### [Aim]
Restate the entries below verbatim.

Data extracted from a collection:
= = = = =

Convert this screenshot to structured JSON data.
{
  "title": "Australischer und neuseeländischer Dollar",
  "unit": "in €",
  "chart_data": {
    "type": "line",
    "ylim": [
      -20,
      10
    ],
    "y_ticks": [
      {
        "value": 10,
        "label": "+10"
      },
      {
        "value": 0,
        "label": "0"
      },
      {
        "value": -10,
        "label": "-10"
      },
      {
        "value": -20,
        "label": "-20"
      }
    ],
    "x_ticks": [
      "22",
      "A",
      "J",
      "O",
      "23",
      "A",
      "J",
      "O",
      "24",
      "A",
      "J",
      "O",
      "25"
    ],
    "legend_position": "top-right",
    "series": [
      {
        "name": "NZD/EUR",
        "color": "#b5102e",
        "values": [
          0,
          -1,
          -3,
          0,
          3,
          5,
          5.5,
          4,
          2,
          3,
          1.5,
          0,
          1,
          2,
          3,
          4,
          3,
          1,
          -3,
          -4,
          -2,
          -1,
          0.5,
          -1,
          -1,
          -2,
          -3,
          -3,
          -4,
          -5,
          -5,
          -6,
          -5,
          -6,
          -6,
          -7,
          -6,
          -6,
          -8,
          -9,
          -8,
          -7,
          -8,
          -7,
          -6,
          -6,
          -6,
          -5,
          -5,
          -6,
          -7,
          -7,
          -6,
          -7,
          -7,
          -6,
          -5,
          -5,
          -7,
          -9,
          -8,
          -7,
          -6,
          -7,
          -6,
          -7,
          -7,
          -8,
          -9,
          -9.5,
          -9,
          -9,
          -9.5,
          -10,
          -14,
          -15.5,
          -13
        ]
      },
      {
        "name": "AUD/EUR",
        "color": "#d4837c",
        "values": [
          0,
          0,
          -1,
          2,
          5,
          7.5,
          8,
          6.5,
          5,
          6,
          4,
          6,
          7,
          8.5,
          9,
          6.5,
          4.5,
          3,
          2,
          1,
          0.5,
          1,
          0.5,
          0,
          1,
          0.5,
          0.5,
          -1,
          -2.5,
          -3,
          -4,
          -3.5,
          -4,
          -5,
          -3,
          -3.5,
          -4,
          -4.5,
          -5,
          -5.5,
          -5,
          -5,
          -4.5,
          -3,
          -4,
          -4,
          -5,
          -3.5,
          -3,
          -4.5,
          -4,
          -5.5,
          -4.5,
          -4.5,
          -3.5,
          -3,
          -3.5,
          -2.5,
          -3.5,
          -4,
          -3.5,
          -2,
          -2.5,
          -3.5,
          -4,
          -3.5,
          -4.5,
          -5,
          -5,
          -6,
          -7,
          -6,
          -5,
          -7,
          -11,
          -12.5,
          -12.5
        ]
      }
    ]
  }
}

= = = = =

### [Finished task]
Convert this screenshot to structured JSON data.
{
  "title": "Australischer und neuseeländischer Dollar",
  "unit": "in €",
  "chart_data": {
    "type": "line",
    "ylim": [
      -20,
      10
    ],
    "y_ticks": [
      {
        "value": 10,
        "label": "+10"
      },
      {
        "value": 0,
        "label": "0"
      },
      {
        "value": -10,
        "label": "-10"
      },
      {
        "value": -20,
        "label": "-20"
      }
    ],
    "x_ticks": [
      "22",
      "A",
      "J",
      "O",
      "23",
      "A",
      "J",
      "O",
      "24",
      "A",
      "J",
      "O",
      "25"
    ],
    "legend_position": "top-right",
    "series": [
      {
        "name": "NZD/EUR",
        "color": "#b5102e",
        "values": [
          0,
          -1,
          -3,
          0,
          3,
          5,
          5.5,
          4,
          2,
          3,
          1.5,
          0,
          1,
          2,
          3,
          4,
          3,
          1,
          -3,
          -4,
          -2,
          -1,
          0.5,
          -1,
          -1,
          -2,
          -3,
          -3,
          -4,
          -5,
          -5,
          -6,
          -5,
          -6,
          -6,
          -7,
          -6,
          -6,
          -8,
          -9,
          -8,
          -7,
          -8,
          -7,
          -6,
          -6,
          -6,
          -5,
          -5,
          -6,
          -7,
          -7,
          -6,
          -7,
          -7,
          -6,
          -5,
          -5,
          -7,
          -9,
          -8,
          -7,
          -6,
          -7,
          -6,
          -7,
          -7,
          -8,
          -9,
          -9.5,
          -9,
          -9,
          -9.5,
          -10,
          -14,
          -15.5,
          -13
        ]
      },
      {
        "name": "AUD/EUR",
        "color": "#d4837c",
        "values": [
          0,
          0,
          -1,
          2,
          5,
          7.5,
          8,
          6.5,
          5,
          6,
          4,
          6,
          7,
          8.5,
          9,
          6.5,
          4.5,
          3,
          2,
          1,
          0.5,
          1,
          0.5,
          0,
          1,
          0.5,
          0.5,
          -1,
          -2.5,
          -3,
          -4,
          -3.5,
          -4,
          -5,
          -3,
          -3.5,
          -4,
          -4.5,
          -5,
          -5.5,
          -5,
          -5,
          -4.5,
          -3,
          -4,
          -4,
          -5,
          -3.5,
          -3,
          -4.5,
          -4,
          -5.5,
          -4.5,
          -4.5,
          -3.5,
          -3,
          -3.5,
          -2.5,
          -3.5,
          -4,
          -3.5,
          -2,
          -2.5,
          -3.5,
          -4,
          -3.5,
          -4.5,
          -5,
          -5,
          -6,
          -7,
          -6,
          -5,
          -7,
          -11,
          -12.5,
          -12.5
        ]
      }
    ]
  }
}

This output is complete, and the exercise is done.